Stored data
==============================
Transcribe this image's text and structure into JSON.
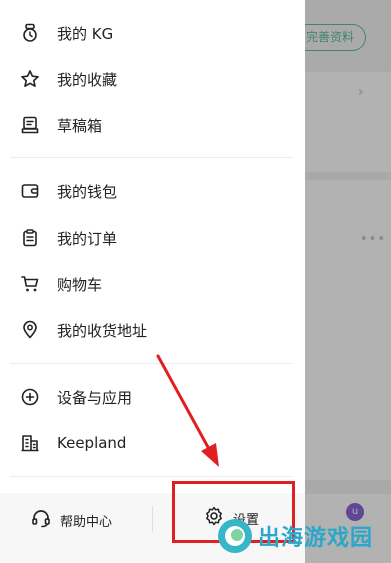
{
  "background": {
    "profile_pill": "完善资料",
    "avatar_letter": "u"
  },
  "drawer": {
    "group1": [
      {
        "label": "我的 KG",
        "icon": "kg-ring-icon"
      },
      {
        "label": "我的收藏",
        "icon": "star-icon"
      },
      {
        "label": "草稿箱",
        "icon": "drafts-icon"
      }
    ],
    "group2": [
      {
        "label": "我的钱包",
        "icon": "wallet-icon"
      },
      {
        "label": "我的订单",
        "icon": "clipboard-icon"
      },
      {
        "label": "购物车",
        "icon": "cart-icon"
      },
      {
        "label": "我的收货地址",
        "icon": "location-pin-icon"
      }
    ],
    "group3": [
      {
        "label": "设备与应用",
        "icon": "plus-circle-icon"
      },
      {
        "label": "Keepland",
        "icon": "building-icon"
      }
    ],
    "bottom": {
      "help_label": "帮助中心",
      "settings_label": "设置"
    }
  },
  "watermark": {
    "text": "出海游戏园"
  },
  "colors": {
    "annotation": "#e02020",
    "accent": "#5fbf9a",
    "watermark": "#2aa7c9"
  }
}
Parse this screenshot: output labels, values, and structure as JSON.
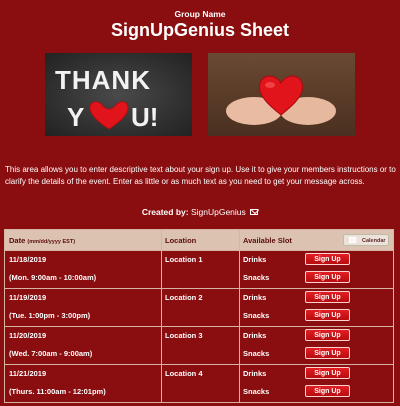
{
  "header": {
    "group_name": "Group Name",
    "sheet_title": "SignUpGenius Sheet"
  },
  "images": {
    "left_text": [
      "THANK",
      "Y",
      "U!"
    ],
    "colors": {
      "heart": "#e0141a",
      "background": "#8a0d0f"
    }
  },
  "description": "This area allows you to enter descriptive text about your sign up. Use it to give your members instructions or to clarify the details of the event. Enter as little or as much text as you need to get your message across.",
  "created_by": {
    "label": "Created by:",
    "name": "SignUpGenius"
  },
  "table": {
    "headers": {
      "date": "Date",
      "date_format": "(mm/dd/yyyy EST)",
      "location": "Location",
      "slot": "Available Slot",
      "calendar": "Calendar"
    },
    "rows": [
      {
        "date": "11/18/2019",
        "time": "(Mon. 9:00am - 10:00am)",
        "location": "Location 1",
        "slot1": "Drinks",
        "slot2": "Snacks",
        "btn": "Sign Up"
      },
      {
        "date": "11/19/2019",
        "time": "(Tue. 1:00pm - 3:00pm)",
        "location": "Location 2",
        "slot1": "Drinks",
        "slot2": "Snacks",
        "btn": "Sign Up"
      },
      {
        "date": "11/20/2019",
        "time": "(Wed. 7:00am - 9:00am)",
        "location": "Location 3",
        "slot1": "Drinks",
        "slot2": "Snacks",
        "btn": "Sign Up"
      },
      {
        "date": "11/21/2019",
        "time": "(Thurs. 11:00am - 12:01pm)",
        "location": "Location 4",
        "slot1": "Drinks",
        "slot2": "Snacks",
        "btn": "Sign Up"
      }
    ]
  }
}
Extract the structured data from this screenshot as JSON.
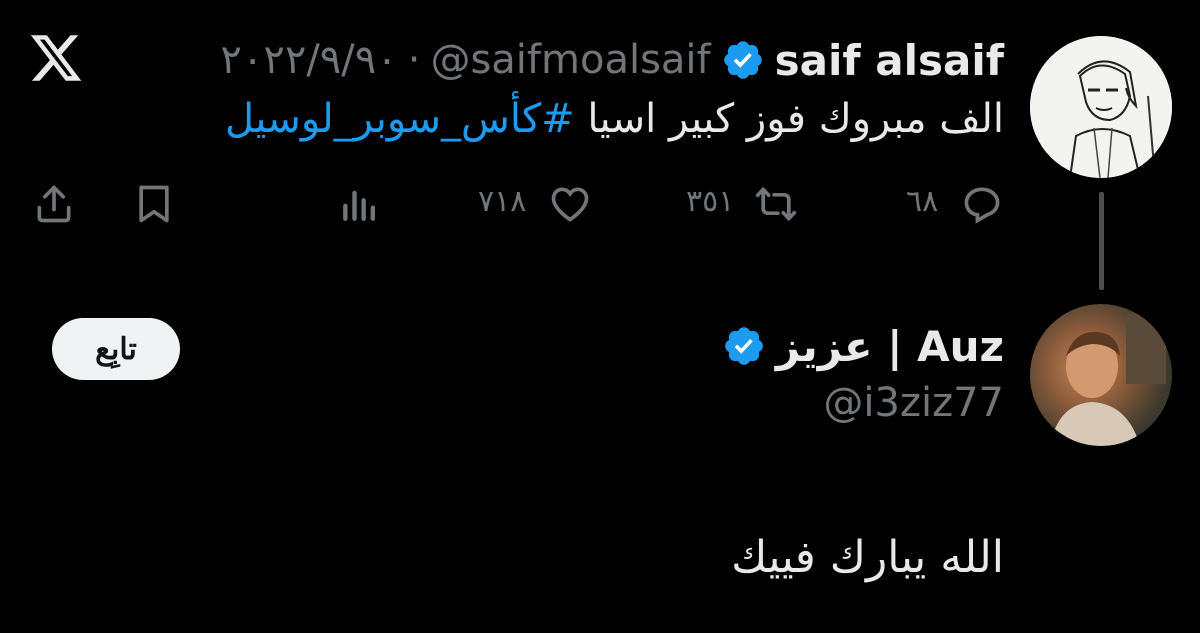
{
  "app": {
    "logo_icon": "x-logo-icon"
  },
  "tweet": {
    "author_name": "saif alsaif",
    "author_handle": "@saifmoalsaif",
    "separator": "·",
    "date": "٢٠٢٢/٩/٩٠",
    "text": "الف مبروك فوز كبير اسيا ",
    "hashtag": "#كأس_سوبر_لوسيل",
    "replies": "٦٨",
    "retweets": "٣٥١",
    "likes": "٧١٨",
    "icons": {
      "reply": "reply-icon",
      "retweet": "retweet-icon",
      "like": "heart-icon",
      "views": "views-icon",
      "bookmark": "bookmark-icon",
      "share": "share-icon",
      "verified": "verified-badge-icon"
    }
  },
  "reply": {
    "author_name": "عزيز | Auz",
    "author_handle": "@i3ziz77",
    "follow_label": "تابِع",
    "text": "الله يبارك فييك"
  },
  "colors": {
    "background": "#000000",
    "text": "#e7e9ea",
    "muted": "#71767b",
    "accent": "#1d9bf0"
  }
}
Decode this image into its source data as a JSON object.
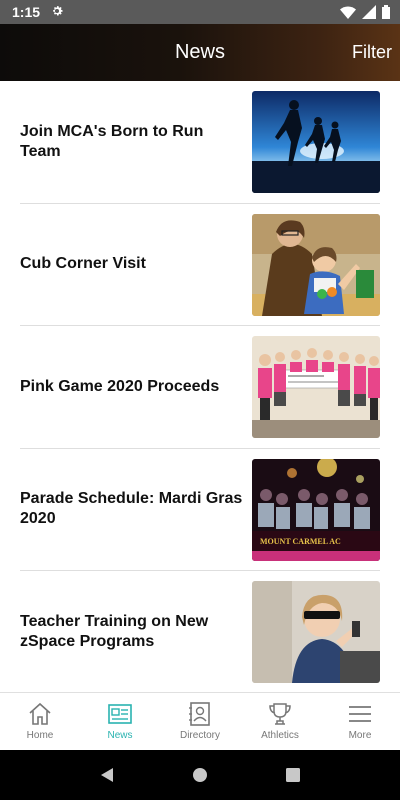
{
  "status_bar": {
    "time": "1:15",
    "settings_icon": "gear-icon"
  },
  "header": {
    "title": "News",
    "filter_label": "Filter",
    "gradient_start": "#0d0b0a",
    "gradient_end": "#5a3315"
  },
  "news_items": [
    {
      "title": "Join MCA's Born to Run Team",
      "image": "runners-silhouette"
    },
    {
      "title": "Cub Corner Visit",
      "image": "child-with-toy"
    },
    {
      "title": "Pink Game 2020 Proceeds",
      "image": "check-presentation"
    },
    {
      "title": " Parade Schedule: Mardi Gras 2020",
      "image": "mardi-gras-float"
    },
    {
      "title": "Teacher Training on New zSpace Programs",
      "image": "teacher-3d-glasses"
    }
  ],
  "bottom_nav": [
    {
      "label": "Home",
      "icon": "home-icon"
    },
    {
      "label": "News",
      "icon": "news-icon",
      "active": true
    },
    {
      "label": "Directory",
      "icon": "directory-icon"
    },
    {
      "label": "Athletics",
      "icon": "trophy-icon"
    },
    {
      "label": "More",
      "icon": "menu-icon"
    }
  ],
  "colors": {
    "accent": "#2ab3b0",
    "nav_inactive": "#777777"
  }
}
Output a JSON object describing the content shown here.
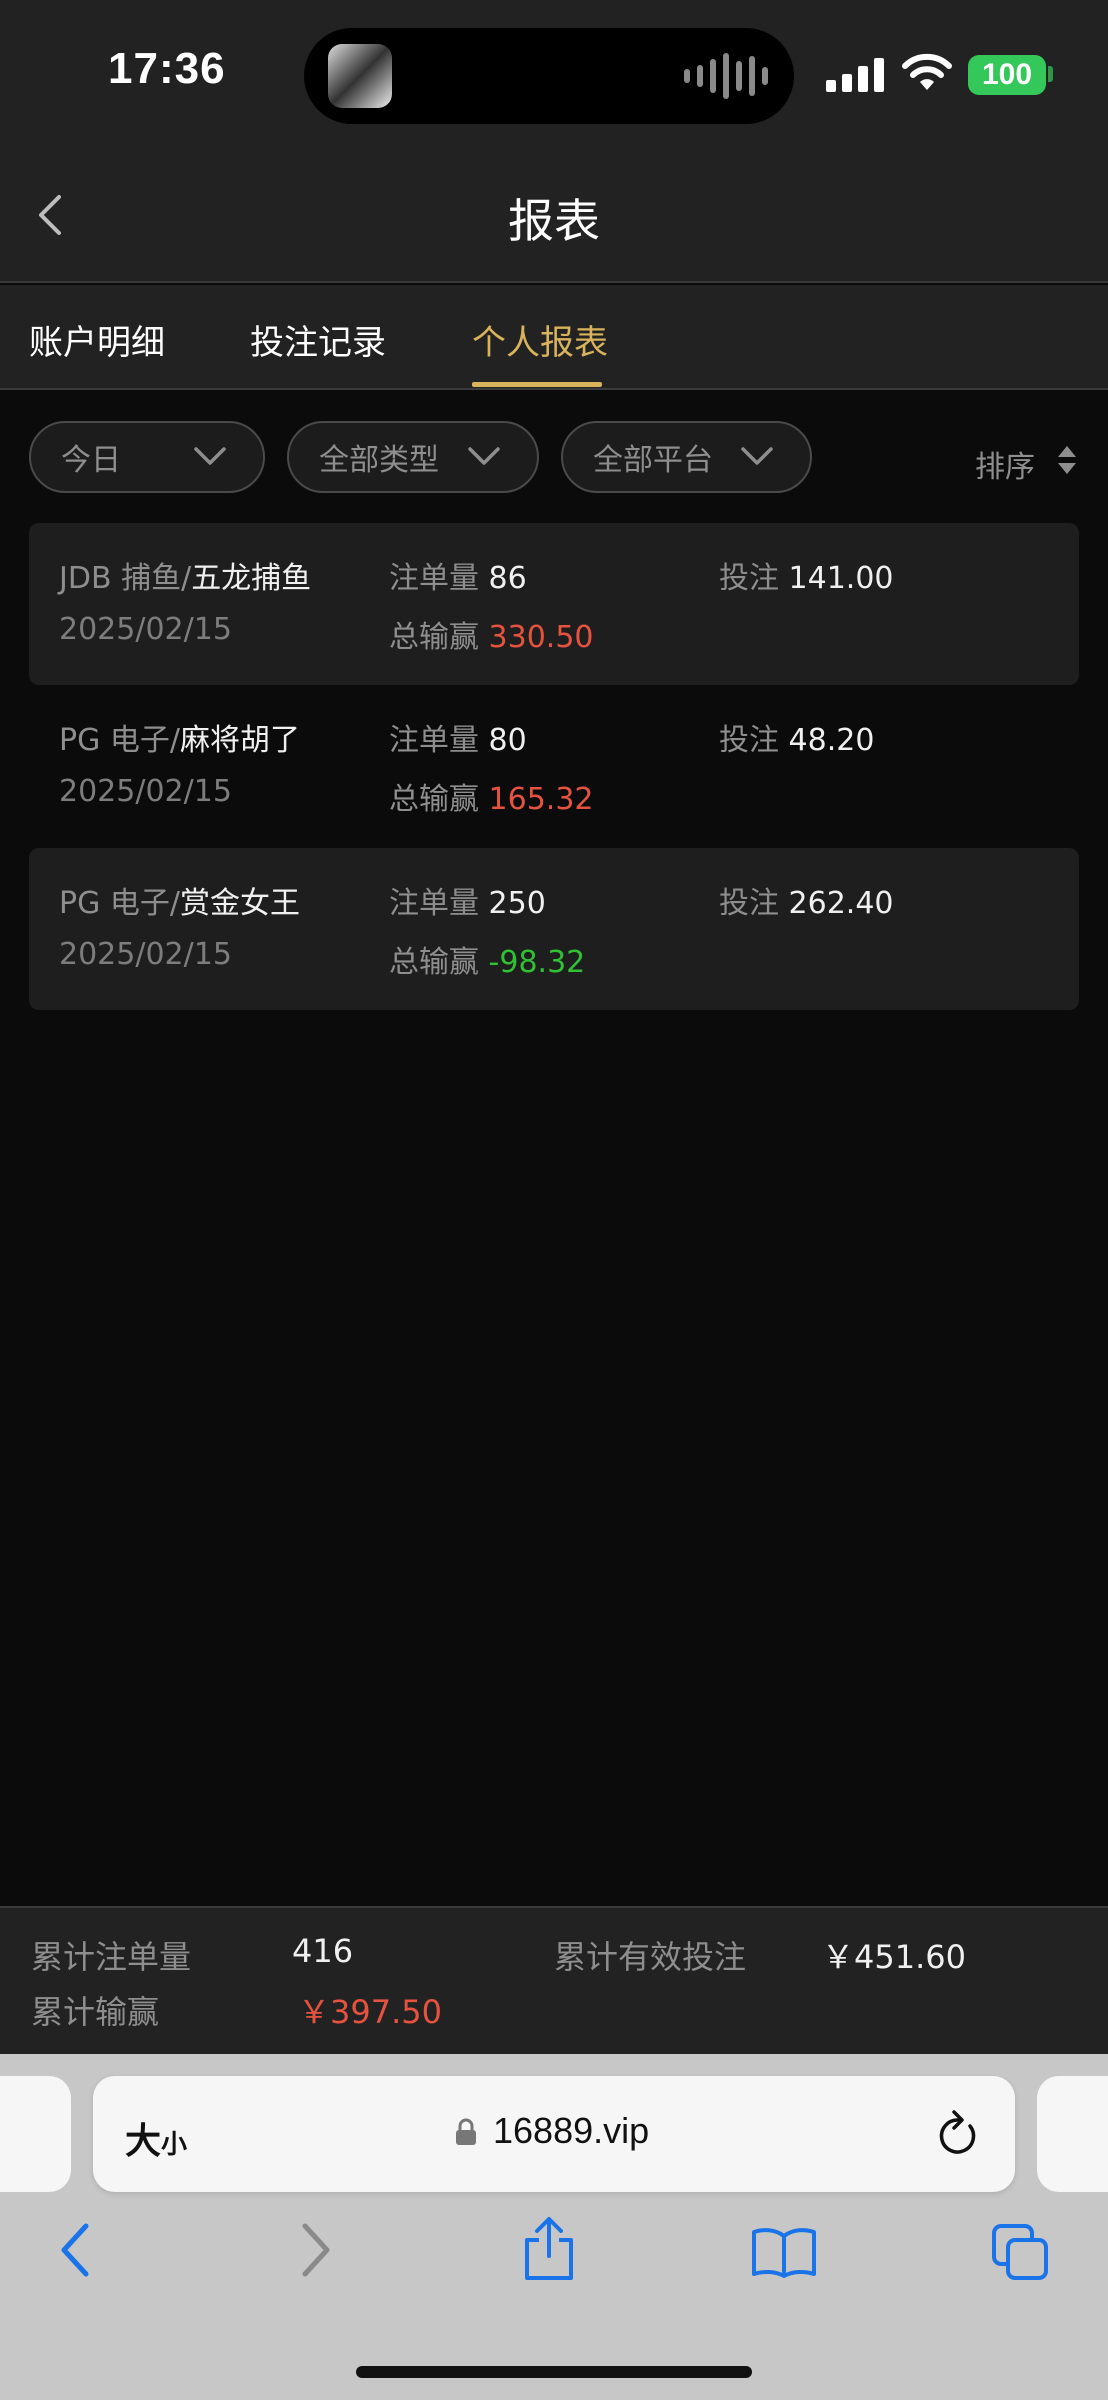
{
  "status_bar": {
    "time": "17:36",
    "battery": "100"
  },
  "header": {
    "title": "报表"
  },
  "tabs": [
    {
      "label": "账户明细",
      "active": false
    },
    {
      "label": "投注记录",
      "active": false
    },
    {
      "label": "个人报表",
      "active": true
    }
  ],
  "filters": {
    "date": "今日",
    "type": "全部类型",
    "platform": "全部平台",
    "sort": "排序"
  },
  "labels": {
    "count": "注单量",
    "win": "总输赢",
    "bet": "投注"
  },
  "records": [
    {
      "platform": "JDB 捕鱼/",
      "game": "五龙捕鱼",
      "date": "2025/02/15",
      "count": "86",
      "win": "330.50",
      "win_color": "red",
      "bet": "141.00"
    },
    {
      "platform": "PG 电子/",
      "game": "麻将胡了",
      "date": "2025/02/15",
      "count": "80",
      "win": "165.32",
      "win_color": "red",
      "bet": "48.20"
    },
    {
      "platform": "PG 电子/",
      "game": "赏金女王",
      "date": "2025/02/15",
      "count": "250",
      "win": "-98.32",
      "win_color": "green",
      "bet": "262.40"
    }
  ],
  "summary": {
    "count_label": "累计注单量",
    "count_value": "416",
    "valid_bet_label": "累计有效投注",
    "valid_bet_value": "￥451.60",
    "win_label": "累计输赢",
    "win_value": "￥397.50"
  },
  "browser": {
    "aa_big": "大",
    "aa_small": "小",
    "url": "16889.vip"
  },
  "colors": {
    "accent": "#d8b35b",
    "positive": "#e5533f",
    "negative": "#2fc233",
    "battery": "#34c759"
  },
  "icons": [
    "back-chevron-icon",
    "chevron-down-icon",
    "sort-icon",
    "lock-icon",
    "reload-icon",
    "share-icon",
    "bookmarks-icon",
    "tabs-icon"
  ]
}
==============================
- [STATED GOAL] Omit pictures; set down the rest of the material word for word.

- [FULL OUTPUT]
Transcribe this image's text and structure into JSON.
{
  "background": {
    "profile_pill": "完善资料",
    "avatar_letter": "u"
  },
  "drawer": {
    "group1": [
      {
        "label": "我的 KG",
        "icon": "kg-ring-icon"
      },
      {
        "label": "我的收藏",
        "icon": "star-icon"
      },
      {
        "label": "草稿箱",
        "icon": "drafts-icon"
      }
    ],
    "group2": [
      {
        "label": "我的钱包",
        "icon": "wallet-icon"
      },
      {
        "label": "我的订单",
        "icon": "clipboard-icon"
      },
      {
        "label": "购物车",
        "icon": "cart-icon"
      },
      {
        "label": "我的收货地址",
        "icon": "location-pin-icon"
      }
    ],
    "group3": [
      {
        "label": "设备与应用",
        "icon": "plus-circle-icon"
      },
      {
        "label": "Keepland",
        "icon": "building-icon"
      }
    ],
    "bottom": {
      "help_label": "帮助中心",
      "settings_label": "设置"
    }
  },
  "watermark": {
    "text": "出海游戏园"
  },
  "colors": {
    "annotation": "#e02020",
    "accent": "#5fbf9a",
    "watermark": "#2aa7c9"
  }
}
Parse this screenshot: output labels, values, and structure as JSON.
{
  "header": {
    "group_name": "Group Name",
    "sheet_title": "SignUpGenius Sheet"
  },
  "images": {
    "left_text": [
      "THANK",
      "Y",
      "U!"
    ],
    "colors": {
      "heart": "#e0141a",
      "background": "#8a0d0f"
    }
  },
  "description": "This area allows you to enter descriptive text about your sign up. Use it to give your members instructions or to clarify the details of the event. Enter as little or as much text as you need to get your message across.",
  "created_by": {
    "label": "Created by:",
    "name": "SignUpGenius"
  },
  "table": {
    "headers": {
      "date": "Date",
      "date_format": "(mm/dd/yyyy EST)",
      "location": "Location",
      "slot": "Available Slot",
      "calendar": "Calendar"
    },
    "rows": [
      {
        "date": "11/18/2019",
        "time": "(Mon. 9:00am - 10:00am)",
        "location": "Location 1",
        "slot1": "Drinks",
        "slot2": "Snacks",
        "btn": "Sign Up"
      },
      {
        "date": "11/19/2019",
        "time": "(Tue. 1:00pm - 3:00pm)",
        "location": "Location 2",
        "slot1": "Drinks",
        "slot2": "Snacks",
        "btn": "Sign Up"
      },
      {
        "date": "11/20/2019",
        "time": "(Wed. 7:00am - 9:00am)",
        "location": "Location 3",
        "slot1": "Drinks",
        "slot2": "Snacks",
        "btn": "Sign Up"
      },
      {
        "date": "11/21/2019",
        "time": "(Thurs. 11:00am - 12:01pm)",
        "location": "Location 4",
        "slot1": "Drinks",
        "slot2": "Snacks",
        "btn": "Sign Up"
      }
    ]
  }
}
Extract the structured data from this screenshot as JSON.
{
  "app": {
    "logo_icon": "x-logo-icon"
  },
  "tweet": {
    "author_name": "saif alsaif",
    "author_handle": "@saifmoalsaif",
    "separator": "·",
    "date": "٢٠٢٢/٩/٩٠",
    "text": "الف مبروك فوز كبير اسيا ",
    "hashtag": "#كأس_سوبر_لوسيل",
    "replies": "٦٨",
    "retweets": "٣٥١",
    "likes": "٧١٨",
    "icons": {
      "reply": "reply-icon",
      "retweet": "retweet-icon",
      "like": "heart-icon",
      "views": "views-icon",
      "bookmark": "bookmark-icon",
      "share": "share-icon",
      "verified": "verified-badge-icon"
    }
  },
  "reply": {
    "author_name": "عزيز | Auz",
    "author_handle": "@i3ziz77",
    "follow_label": "تابِع",
    "text": "الله يبارك فييك"
  },
  "colors": {
    "background": "#000000",
    "text": "#e7e9ea",
    "muted": "#71767b",
    "accent": "#1d9bf0"
  }
}
Decode this image into its source data as a JSON object.
{
  "status_bar": {
    "time": "1:15",
    "settings_icon": "gear-icon"
  },
  "header": {
    "title": "News",
    "filter_label": "Filter",
    "gradient_start": "#0d0b0a",
    "gradient_end": "#5a3315"
  },
  "news_items": [
    {
      "title": "Join MCA's Born to Run Team",
      "image": "runners-silhouette"
    },
    {
      "title": "Cub Corner Visit",
      "image": "child-with-toy"
    },
    {
      "title": "Pink Game 2020 Proceeds",
      "image": "check-presentation"
    },
    {
      "title": " Parade Schedule: Mardi Gras 2020",
      "image": "mardi-gras-float"
    },
    {
      "title": "Teacher Training on New zSpace Programs",
      "image": "teacher-3d-glasses"
    }
  ],
  "bottom_nav": [
    {
      "label": "Home",
      "icon": "home-icon"
    },
    {
      "label": "News",
      "icon": "news-icon",
      "active": true
    },
    {
      "label": "Directory",
      "icon": "directory-icon"
    },
    {
      "label": "Athletics",
      "icon": "trophy-icon"
    },
    {
      "label": "More",
      "icon": "menu-icon"
    }
  ],
  "colors": {
    "accent": "#2ab3b0",
    "nav_inactive": "#777777"
  }
}
Output a JSON object describing the content shown here.
{
  "status_bar": {
    "time": "17:36",
    "battery": "100"
  },
  "header": {
    "title": "报表"
  },
  "tabs": [
    {
      "label": "账户明细",
      "active": false
    },
    {
      "label": "投注记录",
      "active": false
    },
    {
      "label": "个人报表",
      "active": true
    }
  ],
  "filters": {
    "date": "今日",
    "type": "全部类型",
    "platform": "全部平台",
    "sort": "排序"
  },
  "labels": {
    "count": "注单量",
    "win": "总输赢",
    "bet": "投注"
  },
  "records": [
    {
      "platform": "JDB 捕鱼/",
      "game": "五龙捕鱼",
      "date": "2025/02/15",
      "count": "86",
      "win": "330.50",
      "win_color": "red",
      "bet": "141.00"
    },
    {
      "platform": "PG 电子/",
      "game": "麻将胡了",
      "date": "2025/02/15",
      "count": "80",
      "win": "165.32",
      "win_color": "red",
      "bet": "48.20"
    },
    {
      "platform": "PG 电子/",
      "game": "赏金女王",
      "date": "2025/02/15",
      "count": "250",
      "win": "-98.32",
      "win_color": "green",
      "bet": "262.40"
    }
  ],
  "summary": {
    "count_label": "累计注单量",
    "count_value": "416",
    "valid_bet_label": "累计有效投注",
    "valid_bet_value": "￥451.60",
    "win_label": "累计输赢",
    "win_value": "￥397.50"
  },
  "browser": {
    "aa_big": "大",
    "aa_small": "小",
    "url": "16889.vip"
  },
  "colors": {
    "accent": "#d8b35b",
    "positive": "#e5533f",
    "negative": "#2fc233",
    "battery": "#34c759"
  },
  "icons": [
    "back-chevron-icon",
    "chevron-down-icon",
    "sort-icon",
    "lock-icon",
    "reload-icon",
    "share-icon",
    "bookmarks-icon",
    "tabs-icon"
  ]
}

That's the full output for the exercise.